Written problem: In the entries below, count each line holding the word "integers". Answer with the total alone.

####################

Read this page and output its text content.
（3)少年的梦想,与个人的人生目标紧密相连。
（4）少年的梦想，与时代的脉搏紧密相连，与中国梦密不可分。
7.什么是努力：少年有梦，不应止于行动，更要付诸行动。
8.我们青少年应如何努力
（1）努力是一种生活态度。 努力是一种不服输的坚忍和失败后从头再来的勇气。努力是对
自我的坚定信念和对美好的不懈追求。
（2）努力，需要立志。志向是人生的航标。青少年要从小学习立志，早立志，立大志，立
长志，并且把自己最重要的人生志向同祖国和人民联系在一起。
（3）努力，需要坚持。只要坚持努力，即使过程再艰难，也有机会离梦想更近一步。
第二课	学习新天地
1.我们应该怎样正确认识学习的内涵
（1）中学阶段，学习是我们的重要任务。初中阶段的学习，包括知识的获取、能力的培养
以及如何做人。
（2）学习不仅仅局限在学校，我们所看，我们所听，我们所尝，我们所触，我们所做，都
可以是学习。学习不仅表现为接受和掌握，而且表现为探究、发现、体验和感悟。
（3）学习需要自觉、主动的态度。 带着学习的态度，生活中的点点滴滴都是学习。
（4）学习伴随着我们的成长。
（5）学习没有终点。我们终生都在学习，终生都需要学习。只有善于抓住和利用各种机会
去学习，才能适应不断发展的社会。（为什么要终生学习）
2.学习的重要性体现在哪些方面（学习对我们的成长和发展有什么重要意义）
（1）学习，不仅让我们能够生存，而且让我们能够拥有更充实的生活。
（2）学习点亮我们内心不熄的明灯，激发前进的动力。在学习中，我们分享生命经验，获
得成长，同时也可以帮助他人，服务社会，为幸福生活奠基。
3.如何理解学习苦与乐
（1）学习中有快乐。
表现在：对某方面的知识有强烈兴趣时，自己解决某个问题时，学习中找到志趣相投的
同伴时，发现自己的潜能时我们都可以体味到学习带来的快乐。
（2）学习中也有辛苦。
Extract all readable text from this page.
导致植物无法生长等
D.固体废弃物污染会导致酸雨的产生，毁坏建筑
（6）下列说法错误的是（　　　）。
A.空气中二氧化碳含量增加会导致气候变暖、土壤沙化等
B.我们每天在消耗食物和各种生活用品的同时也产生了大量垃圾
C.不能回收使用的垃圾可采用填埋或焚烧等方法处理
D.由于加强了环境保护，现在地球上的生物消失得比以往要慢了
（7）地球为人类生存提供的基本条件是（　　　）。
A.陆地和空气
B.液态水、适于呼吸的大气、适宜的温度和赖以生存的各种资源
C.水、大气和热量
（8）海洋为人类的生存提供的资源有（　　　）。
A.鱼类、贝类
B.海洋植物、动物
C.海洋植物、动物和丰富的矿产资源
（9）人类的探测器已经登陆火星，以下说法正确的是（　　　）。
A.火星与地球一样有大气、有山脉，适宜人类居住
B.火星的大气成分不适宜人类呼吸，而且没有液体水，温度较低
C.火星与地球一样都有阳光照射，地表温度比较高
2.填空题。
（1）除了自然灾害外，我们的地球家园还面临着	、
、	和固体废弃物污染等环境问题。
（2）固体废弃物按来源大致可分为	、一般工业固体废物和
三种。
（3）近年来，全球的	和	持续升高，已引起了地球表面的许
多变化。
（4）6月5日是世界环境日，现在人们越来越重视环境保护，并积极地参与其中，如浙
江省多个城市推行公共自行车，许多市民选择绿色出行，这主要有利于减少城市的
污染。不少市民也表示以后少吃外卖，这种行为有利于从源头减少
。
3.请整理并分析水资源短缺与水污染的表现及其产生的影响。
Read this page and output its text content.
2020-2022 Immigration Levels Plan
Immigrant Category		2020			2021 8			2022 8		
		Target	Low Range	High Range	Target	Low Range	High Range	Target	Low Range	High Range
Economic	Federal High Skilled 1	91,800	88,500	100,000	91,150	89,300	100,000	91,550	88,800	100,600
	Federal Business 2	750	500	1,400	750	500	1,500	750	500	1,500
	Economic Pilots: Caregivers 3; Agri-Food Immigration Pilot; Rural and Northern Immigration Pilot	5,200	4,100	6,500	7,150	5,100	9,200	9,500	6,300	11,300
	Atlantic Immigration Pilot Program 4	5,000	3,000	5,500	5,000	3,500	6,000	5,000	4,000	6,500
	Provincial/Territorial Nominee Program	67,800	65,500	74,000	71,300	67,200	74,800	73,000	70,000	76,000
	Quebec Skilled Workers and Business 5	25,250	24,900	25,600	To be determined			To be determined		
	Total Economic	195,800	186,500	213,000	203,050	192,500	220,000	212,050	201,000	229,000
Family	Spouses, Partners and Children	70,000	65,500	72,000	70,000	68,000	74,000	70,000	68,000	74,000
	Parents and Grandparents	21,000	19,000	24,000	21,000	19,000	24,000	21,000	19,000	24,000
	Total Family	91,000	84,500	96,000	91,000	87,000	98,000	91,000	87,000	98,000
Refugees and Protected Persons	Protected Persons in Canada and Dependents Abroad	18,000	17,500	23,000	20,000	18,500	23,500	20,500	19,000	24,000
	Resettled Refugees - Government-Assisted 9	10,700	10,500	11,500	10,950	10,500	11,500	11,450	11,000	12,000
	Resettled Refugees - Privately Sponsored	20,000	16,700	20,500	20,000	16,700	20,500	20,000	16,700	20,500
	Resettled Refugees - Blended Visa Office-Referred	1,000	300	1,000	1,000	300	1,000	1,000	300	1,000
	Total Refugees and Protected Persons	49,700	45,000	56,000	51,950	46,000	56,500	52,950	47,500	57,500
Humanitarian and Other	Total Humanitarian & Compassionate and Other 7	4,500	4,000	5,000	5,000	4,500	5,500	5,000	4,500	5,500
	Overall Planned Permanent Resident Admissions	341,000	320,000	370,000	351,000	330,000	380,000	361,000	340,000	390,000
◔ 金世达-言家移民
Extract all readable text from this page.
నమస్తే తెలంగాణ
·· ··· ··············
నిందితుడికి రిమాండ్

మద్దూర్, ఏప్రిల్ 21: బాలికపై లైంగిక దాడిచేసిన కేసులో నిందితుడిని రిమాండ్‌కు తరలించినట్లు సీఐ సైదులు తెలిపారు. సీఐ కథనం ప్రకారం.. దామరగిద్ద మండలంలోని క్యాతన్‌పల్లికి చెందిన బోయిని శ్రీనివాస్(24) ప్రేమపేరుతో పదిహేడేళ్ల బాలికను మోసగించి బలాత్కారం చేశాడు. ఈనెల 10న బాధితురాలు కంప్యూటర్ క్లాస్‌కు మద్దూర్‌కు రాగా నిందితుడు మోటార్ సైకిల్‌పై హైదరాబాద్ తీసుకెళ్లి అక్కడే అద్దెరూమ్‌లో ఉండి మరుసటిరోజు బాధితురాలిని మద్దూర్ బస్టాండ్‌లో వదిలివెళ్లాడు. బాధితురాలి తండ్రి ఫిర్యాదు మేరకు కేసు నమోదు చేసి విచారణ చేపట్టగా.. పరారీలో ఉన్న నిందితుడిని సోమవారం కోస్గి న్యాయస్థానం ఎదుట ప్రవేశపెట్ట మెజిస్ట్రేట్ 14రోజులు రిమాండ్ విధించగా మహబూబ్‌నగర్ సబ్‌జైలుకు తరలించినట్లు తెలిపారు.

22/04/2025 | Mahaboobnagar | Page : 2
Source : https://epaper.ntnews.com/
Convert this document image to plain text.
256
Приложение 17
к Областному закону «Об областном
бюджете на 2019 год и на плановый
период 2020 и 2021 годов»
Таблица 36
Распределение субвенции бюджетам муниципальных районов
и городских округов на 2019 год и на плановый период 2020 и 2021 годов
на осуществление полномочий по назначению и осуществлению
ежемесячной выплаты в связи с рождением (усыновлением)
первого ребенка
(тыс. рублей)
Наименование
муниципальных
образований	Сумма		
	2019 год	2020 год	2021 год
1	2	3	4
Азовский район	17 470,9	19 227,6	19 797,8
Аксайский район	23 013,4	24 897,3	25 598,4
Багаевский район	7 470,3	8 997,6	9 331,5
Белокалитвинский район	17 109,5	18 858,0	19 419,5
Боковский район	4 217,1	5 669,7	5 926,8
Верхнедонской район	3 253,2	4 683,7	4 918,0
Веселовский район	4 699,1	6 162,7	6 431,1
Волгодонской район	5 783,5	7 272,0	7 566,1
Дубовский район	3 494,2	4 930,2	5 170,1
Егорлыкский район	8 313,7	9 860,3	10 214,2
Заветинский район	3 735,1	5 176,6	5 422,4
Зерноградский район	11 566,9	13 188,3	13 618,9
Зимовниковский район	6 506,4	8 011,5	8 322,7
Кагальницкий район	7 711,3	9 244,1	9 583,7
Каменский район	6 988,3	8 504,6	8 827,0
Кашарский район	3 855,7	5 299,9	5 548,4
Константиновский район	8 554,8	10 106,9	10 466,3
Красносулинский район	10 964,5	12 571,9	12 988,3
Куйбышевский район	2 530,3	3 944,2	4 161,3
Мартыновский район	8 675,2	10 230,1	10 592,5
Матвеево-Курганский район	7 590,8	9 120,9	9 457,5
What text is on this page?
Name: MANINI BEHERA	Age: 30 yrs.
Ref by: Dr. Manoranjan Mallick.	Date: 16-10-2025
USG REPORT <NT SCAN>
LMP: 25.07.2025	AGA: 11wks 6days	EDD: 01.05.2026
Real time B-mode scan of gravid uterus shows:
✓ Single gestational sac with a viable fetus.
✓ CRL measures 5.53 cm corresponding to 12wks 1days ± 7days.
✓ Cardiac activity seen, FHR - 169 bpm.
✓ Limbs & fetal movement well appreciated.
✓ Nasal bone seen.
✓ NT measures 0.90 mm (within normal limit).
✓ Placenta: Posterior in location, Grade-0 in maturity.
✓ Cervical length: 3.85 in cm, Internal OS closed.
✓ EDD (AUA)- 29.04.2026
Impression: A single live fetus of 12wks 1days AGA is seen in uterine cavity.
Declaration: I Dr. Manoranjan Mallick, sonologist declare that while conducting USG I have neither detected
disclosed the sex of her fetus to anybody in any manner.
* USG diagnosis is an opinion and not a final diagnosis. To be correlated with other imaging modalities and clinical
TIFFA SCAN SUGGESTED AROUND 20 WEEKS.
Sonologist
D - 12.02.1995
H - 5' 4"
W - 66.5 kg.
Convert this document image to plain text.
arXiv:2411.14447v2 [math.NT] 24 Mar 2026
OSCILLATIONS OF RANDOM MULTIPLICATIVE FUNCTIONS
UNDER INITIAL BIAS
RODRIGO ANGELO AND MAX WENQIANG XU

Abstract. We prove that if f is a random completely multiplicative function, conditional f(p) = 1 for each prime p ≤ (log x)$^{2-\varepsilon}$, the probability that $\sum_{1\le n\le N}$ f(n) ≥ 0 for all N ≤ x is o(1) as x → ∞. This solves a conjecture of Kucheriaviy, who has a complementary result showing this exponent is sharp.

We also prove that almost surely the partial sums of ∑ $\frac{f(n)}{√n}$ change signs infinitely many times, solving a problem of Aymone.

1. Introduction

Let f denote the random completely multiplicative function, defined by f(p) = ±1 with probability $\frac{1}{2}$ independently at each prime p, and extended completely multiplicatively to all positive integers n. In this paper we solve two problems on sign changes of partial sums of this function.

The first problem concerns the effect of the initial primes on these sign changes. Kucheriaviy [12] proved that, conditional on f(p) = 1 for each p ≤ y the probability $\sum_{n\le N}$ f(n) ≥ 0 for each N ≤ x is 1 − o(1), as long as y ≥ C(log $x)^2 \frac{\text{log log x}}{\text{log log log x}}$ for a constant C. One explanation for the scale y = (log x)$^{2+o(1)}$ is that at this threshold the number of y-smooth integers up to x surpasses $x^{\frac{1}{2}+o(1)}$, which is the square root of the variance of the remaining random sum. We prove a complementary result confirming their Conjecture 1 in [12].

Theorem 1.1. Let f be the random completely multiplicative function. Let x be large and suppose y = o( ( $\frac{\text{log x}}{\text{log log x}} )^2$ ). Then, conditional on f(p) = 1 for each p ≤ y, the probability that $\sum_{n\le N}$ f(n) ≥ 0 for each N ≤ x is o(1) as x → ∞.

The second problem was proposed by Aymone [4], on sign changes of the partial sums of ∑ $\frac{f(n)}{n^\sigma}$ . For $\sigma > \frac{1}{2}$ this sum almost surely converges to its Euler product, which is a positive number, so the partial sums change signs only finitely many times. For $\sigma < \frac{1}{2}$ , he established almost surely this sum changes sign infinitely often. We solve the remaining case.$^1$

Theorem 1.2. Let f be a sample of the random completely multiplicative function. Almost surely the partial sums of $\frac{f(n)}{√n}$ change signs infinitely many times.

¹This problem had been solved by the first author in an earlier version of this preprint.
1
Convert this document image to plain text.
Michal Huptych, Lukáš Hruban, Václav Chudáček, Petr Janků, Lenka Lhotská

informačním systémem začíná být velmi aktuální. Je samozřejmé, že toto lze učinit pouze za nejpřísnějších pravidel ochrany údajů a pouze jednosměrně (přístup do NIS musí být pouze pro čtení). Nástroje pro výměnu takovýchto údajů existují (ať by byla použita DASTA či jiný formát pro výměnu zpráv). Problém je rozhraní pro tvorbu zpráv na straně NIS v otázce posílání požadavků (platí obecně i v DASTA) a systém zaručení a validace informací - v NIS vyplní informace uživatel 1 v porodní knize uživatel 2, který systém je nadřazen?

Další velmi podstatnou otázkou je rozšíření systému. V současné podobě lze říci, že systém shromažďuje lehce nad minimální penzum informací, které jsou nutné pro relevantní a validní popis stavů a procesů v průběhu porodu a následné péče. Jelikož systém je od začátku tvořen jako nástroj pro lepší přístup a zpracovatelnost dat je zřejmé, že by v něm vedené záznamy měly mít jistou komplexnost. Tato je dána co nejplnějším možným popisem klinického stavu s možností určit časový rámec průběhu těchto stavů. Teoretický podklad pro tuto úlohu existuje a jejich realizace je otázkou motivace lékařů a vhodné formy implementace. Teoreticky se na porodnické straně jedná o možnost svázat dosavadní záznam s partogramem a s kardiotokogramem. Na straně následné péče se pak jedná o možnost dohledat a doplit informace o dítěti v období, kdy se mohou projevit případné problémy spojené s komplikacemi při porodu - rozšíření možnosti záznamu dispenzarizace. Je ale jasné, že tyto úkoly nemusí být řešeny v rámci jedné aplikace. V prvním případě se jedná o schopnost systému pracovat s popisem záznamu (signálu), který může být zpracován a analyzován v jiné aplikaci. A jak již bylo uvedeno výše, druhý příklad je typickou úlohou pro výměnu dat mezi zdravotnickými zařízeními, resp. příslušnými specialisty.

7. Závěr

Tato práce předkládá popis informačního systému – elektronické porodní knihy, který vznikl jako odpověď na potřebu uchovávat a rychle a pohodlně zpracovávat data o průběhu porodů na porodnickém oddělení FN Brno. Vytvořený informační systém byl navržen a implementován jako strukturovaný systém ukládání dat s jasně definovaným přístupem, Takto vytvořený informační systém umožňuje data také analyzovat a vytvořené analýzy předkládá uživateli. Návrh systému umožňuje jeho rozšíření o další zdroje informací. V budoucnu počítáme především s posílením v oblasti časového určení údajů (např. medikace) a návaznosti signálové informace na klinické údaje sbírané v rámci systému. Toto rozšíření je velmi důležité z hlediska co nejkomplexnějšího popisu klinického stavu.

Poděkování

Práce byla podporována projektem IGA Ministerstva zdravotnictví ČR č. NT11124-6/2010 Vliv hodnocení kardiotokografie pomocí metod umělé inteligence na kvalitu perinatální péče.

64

####################

Reply: 2